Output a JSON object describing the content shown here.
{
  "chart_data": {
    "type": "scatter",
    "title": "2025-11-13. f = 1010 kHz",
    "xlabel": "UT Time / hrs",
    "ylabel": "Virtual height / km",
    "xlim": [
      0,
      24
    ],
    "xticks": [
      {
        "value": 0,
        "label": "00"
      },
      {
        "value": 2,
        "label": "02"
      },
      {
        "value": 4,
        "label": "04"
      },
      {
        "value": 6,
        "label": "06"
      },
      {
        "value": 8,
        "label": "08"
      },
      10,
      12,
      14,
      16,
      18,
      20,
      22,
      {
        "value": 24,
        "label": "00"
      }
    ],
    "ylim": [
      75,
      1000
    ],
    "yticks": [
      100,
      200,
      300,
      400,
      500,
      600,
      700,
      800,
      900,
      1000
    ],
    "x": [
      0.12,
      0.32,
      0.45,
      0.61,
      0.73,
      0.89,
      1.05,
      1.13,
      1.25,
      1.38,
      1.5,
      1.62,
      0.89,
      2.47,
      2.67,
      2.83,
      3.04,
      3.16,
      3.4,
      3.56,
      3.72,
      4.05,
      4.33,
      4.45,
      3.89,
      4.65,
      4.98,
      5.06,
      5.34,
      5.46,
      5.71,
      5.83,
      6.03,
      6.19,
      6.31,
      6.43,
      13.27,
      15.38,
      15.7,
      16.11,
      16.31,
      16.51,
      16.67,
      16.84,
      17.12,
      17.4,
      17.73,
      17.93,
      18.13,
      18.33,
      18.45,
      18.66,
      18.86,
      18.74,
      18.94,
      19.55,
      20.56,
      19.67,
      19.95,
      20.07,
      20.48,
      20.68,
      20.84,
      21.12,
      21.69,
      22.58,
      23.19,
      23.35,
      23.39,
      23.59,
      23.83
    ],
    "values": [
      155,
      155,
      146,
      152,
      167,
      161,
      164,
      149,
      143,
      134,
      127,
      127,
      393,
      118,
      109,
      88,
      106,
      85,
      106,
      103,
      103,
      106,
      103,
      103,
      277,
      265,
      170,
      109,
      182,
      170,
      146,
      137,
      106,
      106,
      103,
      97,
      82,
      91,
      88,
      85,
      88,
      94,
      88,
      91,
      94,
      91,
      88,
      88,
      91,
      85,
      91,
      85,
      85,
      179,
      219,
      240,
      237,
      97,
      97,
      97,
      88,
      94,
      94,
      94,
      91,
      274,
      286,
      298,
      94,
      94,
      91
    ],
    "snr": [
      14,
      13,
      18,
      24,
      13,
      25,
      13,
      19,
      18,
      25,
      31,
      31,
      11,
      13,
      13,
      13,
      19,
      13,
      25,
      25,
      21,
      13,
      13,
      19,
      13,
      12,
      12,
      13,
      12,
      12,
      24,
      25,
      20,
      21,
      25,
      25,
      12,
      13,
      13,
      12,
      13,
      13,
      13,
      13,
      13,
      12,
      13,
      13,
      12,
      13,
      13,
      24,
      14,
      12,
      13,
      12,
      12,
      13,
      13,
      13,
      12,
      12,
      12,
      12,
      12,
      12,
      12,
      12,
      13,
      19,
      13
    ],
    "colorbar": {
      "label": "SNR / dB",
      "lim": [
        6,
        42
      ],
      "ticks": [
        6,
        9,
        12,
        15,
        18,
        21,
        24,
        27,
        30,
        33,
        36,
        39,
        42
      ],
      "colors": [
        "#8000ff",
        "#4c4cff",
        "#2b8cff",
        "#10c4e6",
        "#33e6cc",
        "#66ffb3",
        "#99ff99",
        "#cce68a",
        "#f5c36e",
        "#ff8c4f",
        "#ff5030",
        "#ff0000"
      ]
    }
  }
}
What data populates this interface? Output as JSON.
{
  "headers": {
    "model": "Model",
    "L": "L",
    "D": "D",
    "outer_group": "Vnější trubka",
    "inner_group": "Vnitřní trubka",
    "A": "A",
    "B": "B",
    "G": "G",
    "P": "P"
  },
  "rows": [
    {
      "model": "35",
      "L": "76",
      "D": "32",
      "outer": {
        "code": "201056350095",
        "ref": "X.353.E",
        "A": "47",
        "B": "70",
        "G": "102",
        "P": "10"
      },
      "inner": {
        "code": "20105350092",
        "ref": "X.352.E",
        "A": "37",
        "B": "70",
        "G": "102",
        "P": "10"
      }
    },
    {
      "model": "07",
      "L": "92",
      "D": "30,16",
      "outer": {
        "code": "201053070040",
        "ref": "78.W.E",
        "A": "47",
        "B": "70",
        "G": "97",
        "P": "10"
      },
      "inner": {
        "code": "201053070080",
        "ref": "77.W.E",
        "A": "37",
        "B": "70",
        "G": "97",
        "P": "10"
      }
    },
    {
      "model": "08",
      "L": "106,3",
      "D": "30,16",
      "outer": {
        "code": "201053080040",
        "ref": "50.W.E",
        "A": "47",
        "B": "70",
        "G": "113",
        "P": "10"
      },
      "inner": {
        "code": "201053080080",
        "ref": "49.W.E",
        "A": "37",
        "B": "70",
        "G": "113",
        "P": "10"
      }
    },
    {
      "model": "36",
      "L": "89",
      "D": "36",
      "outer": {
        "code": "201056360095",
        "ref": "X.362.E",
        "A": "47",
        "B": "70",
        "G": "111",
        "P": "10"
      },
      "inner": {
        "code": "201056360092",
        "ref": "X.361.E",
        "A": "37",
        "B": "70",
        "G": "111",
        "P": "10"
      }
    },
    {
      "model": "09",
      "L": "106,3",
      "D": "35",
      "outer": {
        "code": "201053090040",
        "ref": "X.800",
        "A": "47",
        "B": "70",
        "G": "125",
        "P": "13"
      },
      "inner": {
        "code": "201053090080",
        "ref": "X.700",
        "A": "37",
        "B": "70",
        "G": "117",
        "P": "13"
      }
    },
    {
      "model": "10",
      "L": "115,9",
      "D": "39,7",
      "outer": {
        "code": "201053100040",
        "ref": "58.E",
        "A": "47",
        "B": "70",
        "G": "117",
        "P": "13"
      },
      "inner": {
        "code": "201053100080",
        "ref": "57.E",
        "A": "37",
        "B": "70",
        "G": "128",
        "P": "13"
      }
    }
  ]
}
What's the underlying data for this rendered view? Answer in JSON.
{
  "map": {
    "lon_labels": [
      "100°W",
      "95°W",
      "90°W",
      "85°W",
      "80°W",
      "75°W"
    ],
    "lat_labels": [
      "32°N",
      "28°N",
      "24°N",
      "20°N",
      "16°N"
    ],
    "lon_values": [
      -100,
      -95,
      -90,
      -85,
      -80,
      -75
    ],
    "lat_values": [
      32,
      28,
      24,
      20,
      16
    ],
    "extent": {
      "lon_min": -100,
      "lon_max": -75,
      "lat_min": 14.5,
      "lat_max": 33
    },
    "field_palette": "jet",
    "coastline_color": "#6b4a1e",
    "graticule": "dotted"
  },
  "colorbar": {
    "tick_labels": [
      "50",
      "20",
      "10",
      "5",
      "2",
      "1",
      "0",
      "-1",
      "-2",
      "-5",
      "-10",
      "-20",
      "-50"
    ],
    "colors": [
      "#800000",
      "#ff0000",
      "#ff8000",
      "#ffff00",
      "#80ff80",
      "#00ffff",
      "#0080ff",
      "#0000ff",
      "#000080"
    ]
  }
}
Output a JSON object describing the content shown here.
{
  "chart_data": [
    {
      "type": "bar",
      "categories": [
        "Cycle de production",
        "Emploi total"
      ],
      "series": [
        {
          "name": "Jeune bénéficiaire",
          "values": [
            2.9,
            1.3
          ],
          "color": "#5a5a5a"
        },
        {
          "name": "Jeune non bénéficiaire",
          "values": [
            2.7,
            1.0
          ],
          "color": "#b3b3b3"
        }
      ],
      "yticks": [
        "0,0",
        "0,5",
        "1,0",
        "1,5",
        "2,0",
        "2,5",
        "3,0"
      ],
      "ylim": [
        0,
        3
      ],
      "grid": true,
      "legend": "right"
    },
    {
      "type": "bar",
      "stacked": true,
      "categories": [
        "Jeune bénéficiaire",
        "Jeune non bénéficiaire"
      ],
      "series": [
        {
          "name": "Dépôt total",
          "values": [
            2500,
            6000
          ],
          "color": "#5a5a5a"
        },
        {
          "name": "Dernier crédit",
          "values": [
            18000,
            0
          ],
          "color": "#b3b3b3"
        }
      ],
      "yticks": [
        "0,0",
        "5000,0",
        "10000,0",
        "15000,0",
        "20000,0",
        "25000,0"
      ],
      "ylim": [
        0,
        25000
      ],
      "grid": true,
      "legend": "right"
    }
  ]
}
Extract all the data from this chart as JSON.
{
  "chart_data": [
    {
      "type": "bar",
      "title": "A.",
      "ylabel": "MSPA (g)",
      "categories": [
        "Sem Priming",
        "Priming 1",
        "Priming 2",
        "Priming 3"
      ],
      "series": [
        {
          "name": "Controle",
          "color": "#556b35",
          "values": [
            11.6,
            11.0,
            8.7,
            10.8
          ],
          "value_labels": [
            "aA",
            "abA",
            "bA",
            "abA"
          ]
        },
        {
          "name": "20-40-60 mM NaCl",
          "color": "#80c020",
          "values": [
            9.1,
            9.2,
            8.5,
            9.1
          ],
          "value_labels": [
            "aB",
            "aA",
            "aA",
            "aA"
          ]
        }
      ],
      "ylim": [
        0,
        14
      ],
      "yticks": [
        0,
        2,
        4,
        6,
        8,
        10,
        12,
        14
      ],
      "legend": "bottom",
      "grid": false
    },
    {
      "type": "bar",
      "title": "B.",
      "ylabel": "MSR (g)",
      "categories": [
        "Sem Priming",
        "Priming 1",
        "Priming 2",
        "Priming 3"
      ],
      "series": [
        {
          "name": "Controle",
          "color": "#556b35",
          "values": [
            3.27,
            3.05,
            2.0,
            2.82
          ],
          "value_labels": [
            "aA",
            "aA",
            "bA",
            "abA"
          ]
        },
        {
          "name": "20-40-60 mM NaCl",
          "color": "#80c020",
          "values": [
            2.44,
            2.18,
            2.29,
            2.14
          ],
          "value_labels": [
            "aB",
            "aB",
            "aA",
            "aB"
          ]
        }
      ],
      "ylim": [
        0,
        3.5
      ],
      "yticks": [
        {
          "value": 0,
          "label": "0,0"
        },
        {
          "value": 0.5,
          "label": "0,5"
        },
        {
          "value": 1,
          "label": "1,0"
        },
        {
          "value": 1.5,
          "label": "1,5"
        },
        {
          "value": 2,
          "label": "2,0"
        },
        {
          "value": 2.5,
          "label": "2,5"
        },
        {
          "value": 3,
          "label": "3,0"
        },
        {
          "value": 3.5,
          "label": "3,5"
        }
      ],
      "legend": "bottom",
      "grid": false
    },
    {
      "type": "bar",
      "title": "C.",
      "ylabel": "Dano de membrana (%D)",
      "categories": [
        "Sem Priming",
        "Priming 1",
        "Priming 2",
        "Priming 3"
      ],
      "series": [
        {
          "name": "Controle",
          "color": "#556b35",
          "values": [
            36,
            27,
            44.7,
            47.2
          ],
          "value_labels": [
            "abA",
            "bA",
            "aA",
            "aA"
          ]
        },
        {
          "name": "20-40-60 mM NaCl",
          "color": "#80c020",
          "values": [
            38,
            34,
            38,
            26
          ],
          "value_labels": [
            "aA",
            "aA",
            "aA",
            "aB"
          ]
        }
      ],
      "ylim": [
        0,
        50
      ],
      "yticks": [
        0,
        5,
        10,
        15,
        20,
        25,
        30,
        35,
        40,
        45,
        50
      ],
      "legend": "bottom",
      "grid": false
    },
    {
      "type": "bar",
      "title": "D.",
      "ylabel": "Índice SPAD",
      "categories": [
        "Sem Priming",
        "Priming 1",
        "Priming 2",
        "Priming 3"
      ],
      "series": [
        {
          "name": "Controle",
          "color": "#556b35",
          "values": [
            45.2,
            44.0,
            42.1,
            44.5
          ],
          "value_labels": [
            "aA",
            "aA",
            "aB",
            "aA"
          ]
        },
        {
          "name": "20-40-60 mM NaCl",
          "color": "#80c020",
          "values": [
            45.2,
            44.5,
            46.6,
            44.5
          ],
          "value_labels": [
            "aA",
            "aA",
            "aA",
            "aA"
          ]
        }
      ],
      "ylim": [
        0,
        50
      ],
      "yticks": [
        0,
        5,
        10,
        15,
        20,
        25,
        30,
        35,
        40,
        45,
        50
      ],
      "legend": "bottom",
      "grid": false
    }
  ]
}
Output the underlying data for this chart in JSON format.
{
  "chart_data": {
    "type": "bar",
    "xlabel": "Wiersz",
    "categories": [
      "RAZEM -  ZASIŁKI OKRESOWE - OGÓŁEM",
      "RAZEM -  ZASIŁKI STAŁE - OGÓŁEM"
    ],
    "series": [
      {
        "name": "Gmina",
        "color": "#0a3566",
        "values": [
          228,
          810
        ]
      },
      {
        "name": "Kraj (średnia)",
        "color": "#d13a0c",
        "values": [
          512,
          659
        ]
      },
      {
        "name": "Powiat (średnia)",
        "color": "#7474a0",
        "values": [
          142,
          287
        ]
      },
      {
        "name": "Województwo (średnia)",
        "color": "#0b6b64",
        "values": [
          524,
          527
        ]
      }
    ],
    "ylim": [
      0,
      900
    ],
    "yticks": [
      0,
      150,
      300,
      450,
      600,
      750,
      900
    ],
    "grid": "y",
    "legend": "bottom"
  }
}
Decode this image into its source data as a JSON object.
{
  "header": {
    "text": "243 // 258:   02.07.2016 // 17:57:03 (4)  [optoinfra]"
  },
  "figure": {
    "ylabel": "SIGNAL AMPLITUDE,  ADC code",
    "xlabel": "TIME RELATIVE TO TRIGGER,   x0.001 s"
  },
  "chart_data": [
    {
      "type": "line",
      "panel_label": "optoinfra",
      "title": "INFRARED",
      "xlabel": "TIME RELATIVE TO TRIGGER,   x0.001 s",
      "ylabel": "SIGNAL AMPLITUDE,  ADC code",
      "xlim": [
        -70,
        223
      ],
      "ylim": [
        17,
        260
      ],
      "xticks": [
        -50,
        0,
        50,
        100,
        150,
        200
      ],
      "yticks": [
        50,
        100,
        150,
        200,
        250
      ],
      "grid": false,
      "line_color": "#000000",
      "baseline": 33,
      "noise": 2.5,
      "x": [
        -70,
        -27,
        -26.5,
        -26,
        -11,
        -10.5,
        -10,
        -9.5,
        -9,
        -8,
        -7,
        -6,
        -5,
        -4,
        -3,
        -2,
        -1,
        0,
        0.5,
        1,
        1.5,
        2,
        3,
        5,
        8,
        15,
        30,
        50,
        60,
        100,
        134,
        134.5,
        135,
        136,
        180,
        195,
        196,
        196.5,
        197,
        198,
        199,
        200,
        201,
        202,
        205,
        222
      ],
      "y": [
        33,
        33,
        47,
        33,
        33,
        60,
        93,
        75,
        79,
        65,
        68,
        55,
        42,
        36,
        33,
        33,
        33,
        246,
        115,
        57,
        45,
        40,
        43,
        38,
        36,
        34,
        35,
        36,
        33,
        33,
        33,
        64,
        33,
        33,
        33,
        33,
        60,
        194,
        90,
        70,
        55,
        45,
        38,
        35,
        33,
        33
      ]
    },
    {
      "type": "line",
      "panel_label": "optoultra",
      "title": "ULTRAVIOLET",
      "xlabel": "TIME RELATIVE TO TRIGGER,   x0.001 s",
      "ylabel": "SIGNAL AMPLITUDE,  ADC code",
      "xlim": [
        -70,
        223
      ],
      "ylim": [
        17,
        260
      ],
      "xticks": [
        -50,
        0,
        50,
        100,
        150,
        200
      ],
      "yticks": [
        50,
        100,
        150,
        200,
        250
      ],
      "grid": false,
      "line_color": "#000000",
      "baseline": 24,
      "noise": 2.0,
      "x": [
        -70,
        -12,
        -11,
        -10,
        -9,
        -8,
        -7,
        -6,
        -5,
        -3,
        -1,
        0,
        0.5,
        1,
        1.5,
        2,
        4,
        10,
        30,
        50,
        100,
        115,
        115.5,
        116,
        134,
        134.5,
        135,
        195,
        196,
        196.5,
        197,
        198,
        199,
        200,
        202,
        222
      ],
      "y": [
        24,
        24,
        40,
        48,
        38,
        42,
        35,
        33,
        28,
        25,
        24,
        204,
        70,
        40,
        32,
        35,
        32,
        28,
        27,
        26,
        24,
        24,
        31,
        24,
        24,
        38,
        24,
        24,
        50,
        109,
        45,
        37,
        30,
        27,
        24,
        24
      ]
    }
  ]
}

#### STATED TASK
Among the lines above, count those containing the word "this" and give nothing but the result.

#### FULL OUTPUT
5